**** Trecho do texto

Um Angélico que se fez dons para o próximo

por Daniel Gomes
De diferentes partes de São Paulo e de outras cidades, centenas de pessoas passaram pelas ruas estreitas e os morros que as conduziam à Igreja Nossa Senhora Aparecida, na Vila Zatt, na zona Noroeste de São Paulo.
A expansiva Praça Vinte e Cinco de Novembro, onde se localiza o templo, e suas ruas laterais estavam cheias de carros na tarde da quarta-feira, 16 de abril. Dentro da igreja, a multidão se despedia de um homem que muito caminhou por estas e muitas ruas estreitas e morros da Região Brasilândia: Dom Angélico Sândalo Bernardino, que falecera no dia anterior, aos 92 anos de idade, na casa paroquial, sob os cuidados de dois amigos padres: Antônio Leite Barbosa Júnior (Toninho) e Armênio Nogueira.
Dom Angélico, nascido em Saltinho (SP) em 19 de janeiro de 1933, era conhecido como o “Dom dos Pobres”, seja na Região Brasilândia, onde foi Vigário Episcopal entre 1989 e 2000, seja nas regiões Leste 1 (atual Região Belém) – a primeira que atuou como Bispo Auxiliar de São Paulo, após ser ordenado em 1975 – e Leste 2 (atual Diocese de São Miguel Paulista), entre 1976 e 1989.
Em seus 92 anos de vida, irradiou seu lema episcopal “Deus é amor”, seja nas ações eclesiais, seja nas mobilizações nas quais se engajou, como na luta contra a ditadura militar, a defesa da redemocratização do País e o combate permanente às desigualdades sociais.

********
**** Trecho dos dados

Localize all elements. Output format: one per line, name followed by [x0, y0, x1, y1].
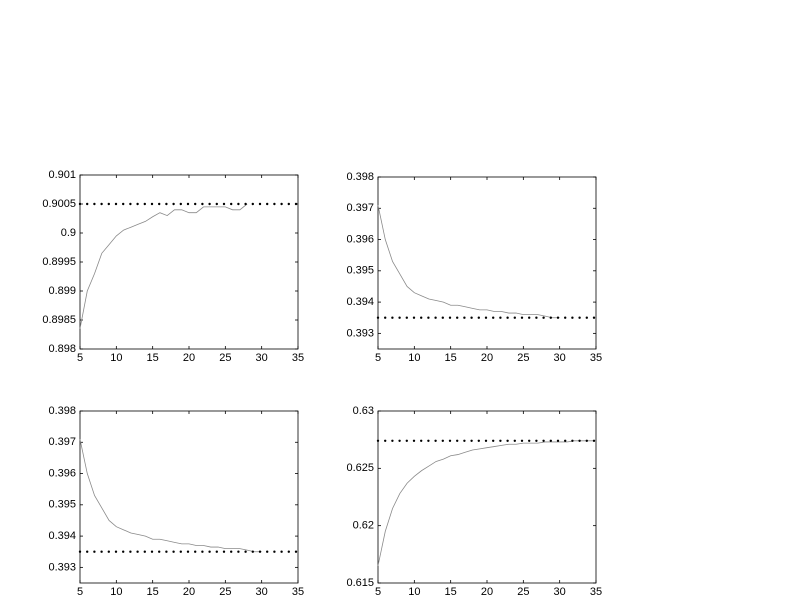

********

(O que fazer) Atualize o texto sobre Dom Angélico: escreva de novo o trecho que começa em "por Daniel Gomes" e termina em "e Armênio Nogueira.", trocando "multidão" por "comunidade".

(Resposta)
por Daniel Gomes
De diferentes partes de São Paulo e de outras cidades, centenas de pessoas passaram pelas ruas estreitas e os morros que as conduziam à Igreja Nossa Senhora Aparecida, na Vila Zatt, na zona Noroeste de São Paulo.
A expansiva Praça Vinte e Cinco de Novembro, onde se localiza o templo, e suas ruas laterais estavam cheias de carros na tarde da quarta-feira, 16 de abril. Dentro da igreja, a comunidade se despedia de um homem que muito caminhou por estas e muitas ruas estreitas e morros da Região Brasilândia: Dom Angélico Sândalo Bernardino, que falecera no dia anterior, aos 92 anos de idade, na casa paroquial, sob os cuidados de dois amigos padres: Antônio Leite Barbosa Júnior (Toninho) e Armênio Nogueira.